> [JOB]: Return all lines in the material below that contain "this".

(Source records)
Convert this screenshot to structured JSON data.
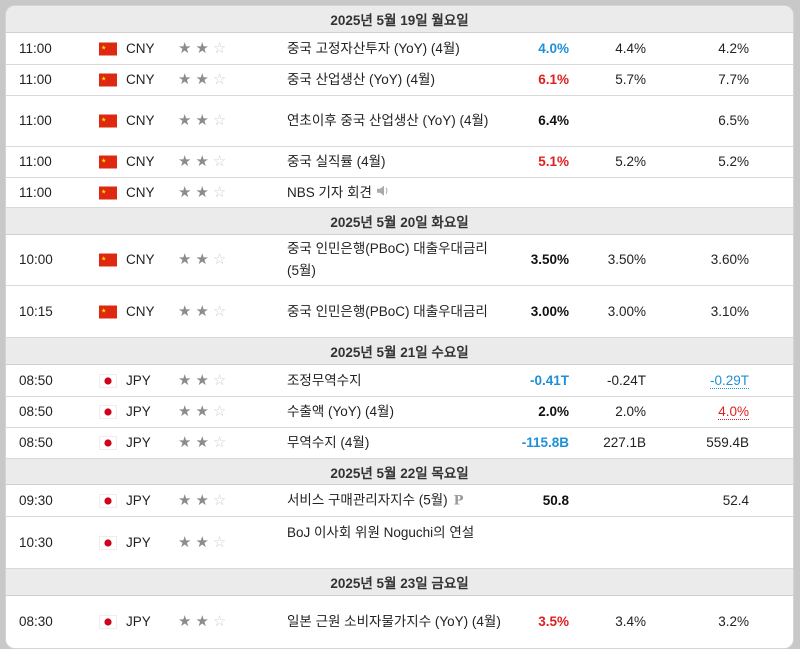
{
  "days": [
    {
      "label": "2025년 5월 19일 월요일",
      "events": [
        {
          "time": "11:00",
          "country": "cn",
          "currency": "CNY",
          "importance": 2,
          "event": "중국 고정자산투자 (YoY) (4월)",
          "actual": "4.0%",
          "actual_color": "#1e90d6",
          "forecast": "4.4%",
          "previous": "4.2%"
        },
        {
          "time": "11:00",
          "country": "cn",
          "currency": "CNY",
          "importance": 2,
          "event": "중국 산업생산 (YoY) (4월)",
          "actual": "6.1%",
          "actual_color": "#e11e1e",
          "forecast": "5.7%",
          "previous": "7.7%"
        },
        {
          "time": "11:00",
          "country": "cn",
          "currency": "CNY",
          "importance": 2,
          "event": "연초이후 중국 산업생산 (YoY) (4월)",
          "actual": "6.4%",
          "actual_color": "#111111",
          "forecast": "",
          "previous": "6.5%"
        },
        {
          "time": "11:00",
          "country": "cn",
          "currency": "CNY",
          "importance": 2,
          "event": "중국 실직률 (4월)",
          "actual": "5.1%",
          "actual_color": "#e11e1e",
          "forecast": "5.2%",
          "previous": "5.2%"
        },
        {
          "time": "11:00",
          "country": "cn",
          "currency": "CNY",
          "importance": 2,
          "event": "NBS 기자 회견",
          "actual": "",
          "forecast": "",
          "previous": "",
          "icon": "speaker-icon"
        }
      ]
    },
    {
      "label": "2025년 5월 20일 화요일",
      "events": [
        {
          "time": "10:00",
          "country": "cn",
          "currency": "CNY",
          "importance": 2,
          "event": "중국 인민은행(PBoC) 대출우대금리 (5월)",
          "actual": "3.50%",
          "actual_color": "#111111",
          "forecast": "3.50%",
          "previous": "3.60%"
        },
        {
          "time": "10:15",
          "country": "cn",
          "currency": "CNY",
          "importance": 2,
          "event": "중국 인민은행(PBoC) 대출우대금리",
          "actual": "3.00%",
          "actual_color": "#111111",
          "forecast": "3.00%",
          "previous": "3.10%"
        }
      ]
    },
    {
      "label": "2025년 5월 21일 수요일",
      "events": [
        {
          "time": "08:50",
          "country": "jp",
          "currency": "JPY",
          "importance": 2,
          "event": "조정무역수지",
          "actual": "-0.41T",
          "actual_color": "#1e90d6",
          "forecast": "-0.24T",
          "previous": "-0.29T",
          "previous_revised": "blue"
        },
        {
          "time": "08:50",
          "country": "jp",
          "currency": "JPY",
          "importance": 2,
          "event": "수출액 (YoY) (4월)",
          "actual": "2.0%",
          "actual_color": "#111111",
          "forecast": "2.0%",
          "previous": "4.0%",
          "previous_revised": "red"
        },
        {
          "time": "08:50",
          "country": "jp",
          "currency": "JPY",
          "importance": 2,
          "event": "무역수지 (4월)",
          "actual": "-115.8B",
          "actual_color": "#1e90d6",
          "forecast": "227.1B",
          "previous": "559.4B"
        }
      ]
    },
    {
      "label": "2025년 5월 22일 목요일",
      "events": [
        {
          "time": "09:30",
          "country": "jp",
          "currency": "JPY",
          "importance": 2,
          "event": "서비스 구매관리자지수 (5월)",
          "actual": "50.8",
          "actual_color": "#111111",
          "forecast": "",
          "previous": "52.4",
          "badge": "P"
        },
        {
          "time": "10:30",
          "country": "jp",
          "currency": "JPY",
          "importance": 2,
          "event": "BoJ 이사회 위원 Noguchi의 연설",
          "actual": "",
          "forecast": "",
          "previous": ""
        }
      ]
    },
    {
      "label": "2025년 5월 23일 금요일",
      "events": [
        {
          "time": "08:30",
          "country": "jp",
          "currency": "JPY",
          "importance": 2,
          "event": "일본 근원 소비자물가지수 (YoY) (4월)",
          "actual": "3.5%",
          "actual_color": "#e11e1e",
          "forecast": "3.4%",
          "previous": "3.2%"
        }
      ]
    }
  ],
  "colors": {
    "better": "#1e90d6",
    "worse": "#e11e1e",
    "neutral": "#111111"
  }
}
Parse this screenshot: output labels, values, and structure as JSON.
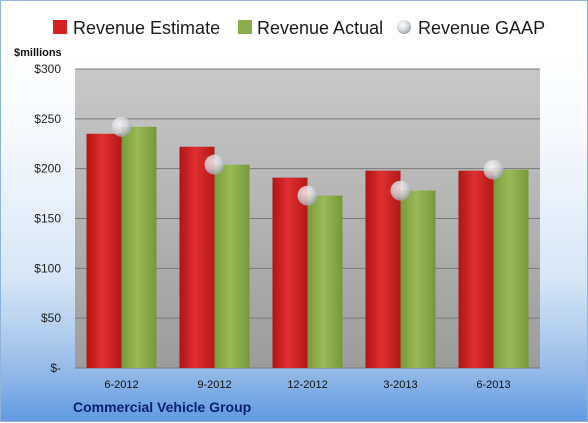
{
  "chart_data": {
    "type": "bar",
    "title": "",
    "company": "Commercial Vehicle Group",
    "unit_label": "$millions",
    "categories": [
      "6-2012",
      "9-2012",
      "12-2012",
      "3-2013",
      "6-2013"
    ],
    "series": [
      {
        "name": "Revenue Estimate",
        "kind": "bar",
        "color": "#d42020",
        "values": [
          235,
          222,
          191,
          198,
          198
        ]
      },
      {
        "name": "Revenue Actual",
        "kind": "bar",
        "color": "#8aab4a",
        "values": [
          242,
          204,
          173,
          178,
          199
        ]
      },
      {
        "name": "Revenue GAAP",
        "kind": "marker",
        "color": "#c8ccd4",
        "values": [
          242,
          204,
          173,
          178,
          199
        ]
      }
    ],
    "ylim": [
      0,
      300
    ],
    "yticks": [
      0,
      50,
      100,
      150,
      200,
      250,
      300
    ],
    "ytick_labels": [
      "$-",
      "$50",
      "$100",
      "$150",
      "$200",
      "$250",
      "$300"
    ],
    "grid": true,
    "legend_position": "top"
  }
}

> [RESPONSE TO THE EXERCISE]:
Convert this screenshot to structured JSON data.
Parse this screenshot: output labels, values, and structure as JSON.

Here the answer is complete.